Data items
^^^^^^^^

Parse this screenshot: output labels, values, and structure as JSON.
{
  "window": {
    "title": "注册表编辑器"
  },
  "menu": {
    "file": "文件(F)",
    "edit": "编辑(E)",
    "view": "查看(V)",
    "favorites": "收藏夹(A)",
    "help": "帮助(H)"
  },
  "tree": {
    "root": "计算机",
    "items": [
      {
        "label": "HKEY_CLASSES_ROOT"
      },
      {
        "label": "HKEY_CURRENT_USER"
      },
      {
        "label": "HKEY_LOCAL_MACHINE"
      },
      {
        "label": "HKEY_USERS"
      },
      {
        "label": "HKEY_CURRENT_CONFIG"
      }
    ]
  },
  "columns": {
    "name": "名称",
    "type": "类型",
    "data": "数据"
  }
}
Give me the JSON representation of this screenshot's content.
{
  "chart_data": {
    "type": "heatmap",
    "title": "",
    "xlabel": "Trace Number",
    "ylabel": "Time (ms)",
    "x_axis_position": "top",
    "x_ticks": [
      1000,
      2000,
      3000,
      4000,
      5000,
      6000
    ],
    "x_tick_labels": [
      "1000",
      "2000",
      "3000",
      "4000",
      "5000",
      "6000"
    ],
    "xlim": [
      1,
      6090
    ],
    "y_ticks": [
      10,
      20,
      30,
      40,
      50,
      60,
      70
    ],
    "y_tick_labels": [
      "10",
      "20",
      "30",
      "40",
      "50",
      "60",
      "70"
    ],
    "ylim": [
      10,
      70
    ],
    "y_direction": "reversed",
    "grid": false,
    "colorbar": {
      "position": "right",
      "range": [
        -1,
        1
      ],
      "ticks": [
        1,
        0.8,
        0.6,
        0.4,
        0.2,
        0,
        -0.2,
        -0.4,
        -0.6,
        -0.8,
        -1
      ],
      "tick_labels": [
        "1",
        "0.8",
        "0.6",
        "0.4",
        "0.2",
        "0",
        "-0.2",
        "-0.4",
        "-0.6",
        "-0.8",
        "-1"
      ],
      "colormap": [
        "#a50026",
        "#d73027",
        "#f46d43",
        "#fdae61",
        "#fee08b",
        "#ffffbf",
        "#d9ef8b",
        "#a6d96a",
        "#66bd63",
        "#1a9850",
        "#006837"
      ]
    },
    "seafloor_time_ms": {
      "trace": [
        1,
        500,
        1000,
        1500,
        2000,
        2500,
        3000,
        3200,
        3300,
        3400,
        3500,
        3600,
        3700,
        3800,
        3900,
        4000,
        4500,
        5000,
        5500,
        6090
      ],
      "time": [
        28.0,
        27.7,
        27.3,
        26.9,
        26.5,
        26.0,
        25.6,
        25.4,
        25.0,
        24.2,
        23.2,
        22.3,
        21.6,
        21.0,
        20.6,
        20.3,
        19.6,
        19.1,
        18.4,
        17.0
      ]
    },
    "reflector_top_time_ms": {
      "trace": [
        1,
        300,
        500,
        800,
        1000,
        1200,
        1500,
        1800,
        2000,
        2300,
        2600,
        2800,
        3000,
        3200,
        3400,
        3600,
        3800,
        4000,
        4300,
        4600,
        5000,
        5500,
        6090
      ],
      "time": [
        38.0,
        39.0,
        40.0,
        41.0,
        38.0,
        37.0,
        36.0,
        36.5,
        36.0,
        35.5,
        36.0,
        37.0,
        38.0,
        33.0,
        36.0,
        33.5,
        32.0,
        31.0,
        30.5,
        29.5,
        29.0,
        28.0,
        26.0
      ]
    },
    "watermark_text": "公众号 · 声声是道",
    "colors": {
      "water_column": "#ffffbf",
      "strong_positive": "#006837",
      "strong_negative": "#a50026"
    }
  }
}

^^^^^^^^

Repeat the records above exactly as they appear.

Parse this screenshot: output labels, values, and structure as JSON.
{
  "window": {
    "title": "注册表编辑器"
  },
  "menu": {
    "file": "文件(F)",
    "edit": "编辑(E)",
    "view": "查看(V)",
    "favorites": "收藏夹(A)",
    "help": "帮助(H)"
  },
  "tree": {
    "root": "计算机",
    "items": [
      {
        "label": "HKEY_CLASSES_ROOT"
      },
      {
        "label": "HKEY_CURRENT_USER"
      },
      {
        "label": "HKEY_LOCAL_MACHINE"
      },
      {
        "label": "HKEY_USERS"
      },
      {
        "label": "HKEY_CURRENT_CONFIG"
      }
    ]
  },
  "columns": {
    "name": "名称",
    "type": "类型",
    "data": "数据"
  }
}
Give me the JSON representation of this screenshot's content.
{
  "chart_data": {
    "type": "heatmap",
    "title": "",
    "xlabel": "Trace Number",
    "ylabel": "Time (ms)",
    "x_axis_position": "top",
    "x_ticks": [
      1000,
      2000,
      3000,
      4000,
      5000,
      6000
    ],
    "x_tick_labels": [
      "1000",
      "2000",
      "3000",
      "4000",
      "5000",
      "6000"
    ],
    "xlim": [
      1,
      6090
    ],
    "y_ticks": [
      10,
      20,
      30,
      40,
      50,
      60,
      70
    ],
    "y_tick_labels": [
      "10",
      "20",
      "30",
      "40",
      "50",
      "60",
      "70"
    ],
    "ylim": [
      10,
      70
    ],
    "y_direction": "reversed",
    "grid": false,
    "colorbar": {
      "position": "right",
      "range": [
        -1,
        1
      ],
      "ticks": [
        1,
        0.8,
        0.6,
        0.4,
        0.2,
        0,
        -0.2,
        -0.4,
        -0.6,
        -0.8,
        -1
      ],
      "tick_labels": [
        "1",
        "0.8",
        "0.6",
        "0.4",
        "0.2",
        "0",
        "-0.2",
        "-0.4",
        "-0.6",
        "-0.8",
        "-1"
      ],
      "colormap": [
        "#a50026",
        "#d73027",
        "#f46d43",
        "#fdae61",
        "#fee08b",
        "#ffffbf",
        "#d9ef8b",
        "#a6d96a",
        "#66bd63",
        "#1a9850",
        "#006837"
      ]
    },
    "seafloor_time_ms": {
      "trace": [
        1,
        500,
        1000,
        1500,
        2000,
        2500,
        3000,
        3200,
        3300,
        3400,
        3500,
        3600,
        3700,
        3800,
        3900,
        4000,
        4500,
        5000,
        5500,
        6090
      ],
      "time": [
        28.0,
        27.7,
        27.3,
        26.9,
        26.5,
        26.0,
        25.6,
        25.4,
        25.0,
        24.2,
        23.2,
        22.3,
        21.6,
        21.0,
        20.6,
        20.3,
        19.6,
        19.1,
        18.4,
        17.0
      ]
    },
    "reflector_top_time_ms": {
      "trace": [
        1,
        300,
        500,
        800,
        1000,
        1200,
        1500,
        1800,
        2000,
        2300,
        2600,
        2800,
        3000,
        3200,
        3400,
        3600,
        3800,
        4000,
        4300,
        4600,
        5000,
        5500,
        6090
      ],
      "time": [
        38.0,
        39.0,
        40.0,
        41.0,
        38.0,
        37.0,
        36.0,
        36.5,
        36.0,
        35.5,
        36.0,
        37.0,
        38.0,
        33.0,
        36.0,
        33.5,
        32.0,
        31.0,
        30.5,
        29.5,
        29.0,
        28.0,
        26.0
      ]
    },
    "watermark_text": "公众号 · 声声是道",
    "colors": {
      "water_column": "#ffffbf",
      "strong_positive": "#006837",
      "strong_negative": "#a50026"
    }
  }
}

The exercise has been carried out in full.